**INPUT MATERIAL**
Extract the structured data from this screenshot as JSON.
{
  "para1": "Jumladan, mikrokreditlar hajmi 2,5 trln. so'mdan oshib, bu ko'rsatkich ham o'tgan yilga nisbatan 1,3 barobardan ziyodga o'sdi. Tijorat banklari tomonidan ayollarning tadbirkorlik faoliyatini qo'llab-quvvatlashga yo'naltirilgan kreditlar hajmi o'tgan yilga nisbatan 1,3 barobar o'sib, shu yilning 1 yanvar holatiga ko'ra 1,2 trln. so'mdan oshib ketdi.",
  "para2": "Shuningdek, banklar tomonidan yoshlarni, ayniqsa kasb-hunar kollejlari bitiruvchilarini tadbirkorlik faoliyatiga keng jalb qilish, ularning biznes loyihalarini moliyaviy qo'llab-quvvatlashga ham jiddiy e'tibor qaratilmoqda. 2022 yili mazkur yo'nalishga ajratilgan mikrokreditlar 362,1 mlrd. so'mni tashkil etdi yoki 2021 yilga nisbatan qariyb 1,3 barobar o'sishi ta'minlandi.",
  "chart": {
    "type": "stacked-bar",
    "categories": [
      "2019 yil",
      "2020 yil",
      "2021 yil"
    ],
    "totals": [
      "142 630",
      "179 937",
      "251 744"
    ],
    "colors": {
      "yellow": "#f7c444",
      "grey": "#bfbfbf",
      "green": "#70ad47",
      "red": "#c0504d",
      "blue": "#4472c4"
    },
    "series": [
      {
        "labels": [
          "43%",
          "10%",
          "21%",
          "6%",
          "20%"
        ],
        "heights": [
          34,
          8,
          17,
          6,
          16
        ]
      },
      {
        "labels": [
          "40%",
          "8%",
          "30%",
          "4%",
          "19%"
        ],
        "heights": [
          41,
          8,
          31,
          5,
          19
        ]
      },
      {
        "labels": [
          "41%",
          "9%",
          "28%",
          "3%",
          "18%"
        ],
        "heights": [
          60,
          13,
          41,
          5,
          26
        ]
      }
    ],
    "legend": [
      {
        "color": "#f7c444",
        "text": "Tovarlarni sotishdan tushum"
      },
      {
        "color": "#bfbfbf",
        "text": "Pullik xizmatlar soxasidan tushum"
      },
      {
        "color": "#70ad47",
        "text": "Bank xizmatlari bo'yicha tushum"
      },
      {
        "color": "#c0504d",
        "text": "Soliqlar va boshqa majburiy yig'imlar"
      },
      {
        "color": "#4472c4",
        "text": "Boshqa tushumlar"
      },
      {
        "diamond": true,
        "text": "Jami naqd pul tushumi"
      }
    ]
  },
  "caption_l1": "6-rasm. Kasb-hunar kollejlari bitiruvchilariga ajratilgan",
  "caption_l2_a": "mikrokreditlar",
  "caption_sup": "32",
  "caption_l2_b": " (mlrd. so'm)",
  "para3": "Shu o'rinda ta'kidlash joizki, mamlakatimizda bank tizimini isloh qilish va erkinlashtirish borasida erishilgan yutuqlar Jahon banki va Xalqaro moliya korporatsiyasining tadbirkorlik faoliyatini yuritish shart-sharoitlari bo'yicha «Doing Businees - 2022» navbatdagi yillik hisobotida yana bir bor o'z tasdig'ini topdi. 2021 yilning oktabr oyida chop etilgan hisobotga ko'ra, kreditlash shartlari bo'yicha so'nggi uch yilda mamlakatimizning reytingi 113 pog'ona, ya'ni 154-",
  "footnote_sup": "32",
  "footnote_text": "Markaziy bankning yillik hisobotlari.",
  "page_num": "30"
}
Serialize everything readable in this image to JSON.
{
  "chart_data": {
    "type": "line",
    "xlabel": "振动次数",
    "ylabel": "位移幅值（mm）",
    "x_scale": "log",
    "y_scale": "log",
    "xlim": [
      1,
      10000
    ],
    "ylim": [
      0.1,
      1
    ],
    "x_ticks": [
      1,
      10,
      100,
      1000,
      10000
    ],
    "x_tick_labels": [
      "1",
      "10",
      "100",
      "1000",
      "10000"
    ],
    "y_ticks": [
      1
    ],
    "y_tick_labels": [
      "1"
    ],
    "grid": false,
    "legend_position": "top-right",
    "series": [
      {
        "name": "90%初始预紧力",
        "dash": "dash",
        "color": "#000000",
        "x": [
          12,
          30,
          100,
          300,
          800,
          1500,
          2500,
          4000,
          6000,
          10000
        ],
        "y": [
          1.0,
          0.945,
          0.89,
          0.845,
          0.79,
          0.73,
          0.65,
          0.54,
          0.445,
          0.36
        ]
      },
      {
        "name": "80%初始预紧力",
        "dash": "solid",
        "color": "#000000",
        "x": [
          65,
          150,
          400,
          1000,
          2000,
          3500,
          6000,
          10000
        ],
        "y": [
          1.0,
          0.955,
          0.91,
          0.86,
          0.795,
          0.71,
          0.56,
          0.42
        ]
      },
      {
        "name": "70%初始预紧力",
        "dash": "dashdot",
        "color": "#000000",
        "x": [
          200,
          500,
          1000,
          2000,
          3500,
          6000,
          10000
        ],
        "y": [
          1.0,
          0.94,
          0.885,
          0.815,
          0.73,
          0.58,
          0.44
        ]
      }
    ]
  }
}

**PROBLEM REQUIREMENTS**
Leave out every line without the string "name" and copy the rest.

**EXERCISE SOLUTION**
        "name": "90%初始预紧力",
        "name": "80%初始预紧力",
        "name": "70%初始预紧力",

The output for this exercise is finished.